AIM: Transcribe exactly the lines from the one holding "What data populates" to the end of the data below, including both of those lines and no others.

# start of MATERIAL FOR THIS TASK

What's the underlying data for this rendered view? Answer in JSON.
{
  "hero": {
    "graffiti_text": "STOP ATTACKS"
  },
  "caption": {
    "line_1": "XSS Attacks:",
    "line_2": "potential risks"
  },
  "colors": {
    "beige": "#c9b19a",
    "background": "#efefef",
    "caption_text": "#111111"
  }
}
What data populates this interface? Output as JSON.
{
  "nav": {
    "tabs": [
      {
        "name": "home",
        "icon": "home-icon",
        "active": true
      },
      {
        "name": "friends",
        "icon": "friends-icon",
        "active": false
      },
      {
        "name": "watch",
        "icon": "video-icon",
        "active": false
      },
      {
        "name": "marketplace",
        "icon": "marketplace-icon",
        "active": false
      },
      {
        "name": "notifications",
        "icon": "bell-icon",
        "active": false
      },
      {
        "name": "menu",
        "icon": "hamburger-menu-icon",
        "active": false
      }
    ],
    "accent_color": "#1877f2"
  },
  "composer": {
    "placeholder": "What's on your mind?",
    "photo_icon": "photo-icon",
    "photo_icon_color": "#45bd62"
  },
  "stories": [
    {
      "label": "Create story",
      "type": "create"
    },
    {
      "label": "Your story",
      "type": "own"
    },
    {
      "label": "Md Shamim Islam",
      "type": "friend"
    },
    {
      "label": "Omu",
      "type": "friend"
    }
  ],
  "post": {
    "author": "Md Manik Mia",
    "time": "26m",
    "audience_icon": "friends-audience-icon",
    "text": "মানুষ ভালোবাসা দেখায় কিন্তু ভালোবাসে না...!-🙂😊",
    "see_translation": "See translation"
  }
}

# end of MATERIAL FOR THIS TASK

FULL SOLUTION:
What data populates this interface? Output as JSON.
{
  "nav": {
    "tabs": [
      {
        "name": "home",
        "icon": "home-icon",
        "active": true
      },
      {
        "name": "friends",
        "icon": "friends-icon",
        "active": false
      },
      {
        "name": "watch",
        "icon": "video-icon",
        "active": false
      },
      {
        "name": "marketplace",
        "icon": "marketplace-icon",
        "active": false
      },
      {
        "name": "notifications",
        "icon": "bell-icon",
        "active": false
      },
      {
        "name": "menu",
        "icon": "hamburger-menu-icon",
        "active": false
      }
    ],
    "accent_color": "#1877f2"
  },
  "composer": {
    "placeholder": "What's on your mind?",
    "photo_icon": "photo-icon",
    "photo_icon_color": "#45bd62"
  },
  "stories": [
    {
      "label": "Create story",
      "type": "create"
    },
    {
      "label": "Your story",
      "type": "own"
    },
    {
      "label": "Md Shamim Islam",
      "type": "friend"
    },
    {
      "label": "Omu",
      "type": "friend"
    }
  ],
  "post": {
    "author": "Md Manik Mia",
    "time": "26m",
    "audience_icon": "friends-audience-icon",
    "text": "মানুষ ভালোবাসা দেখায় কিন্তু ভালোবাসে না...!-🙂😊",
    "see_translation": "See translation"
  }
}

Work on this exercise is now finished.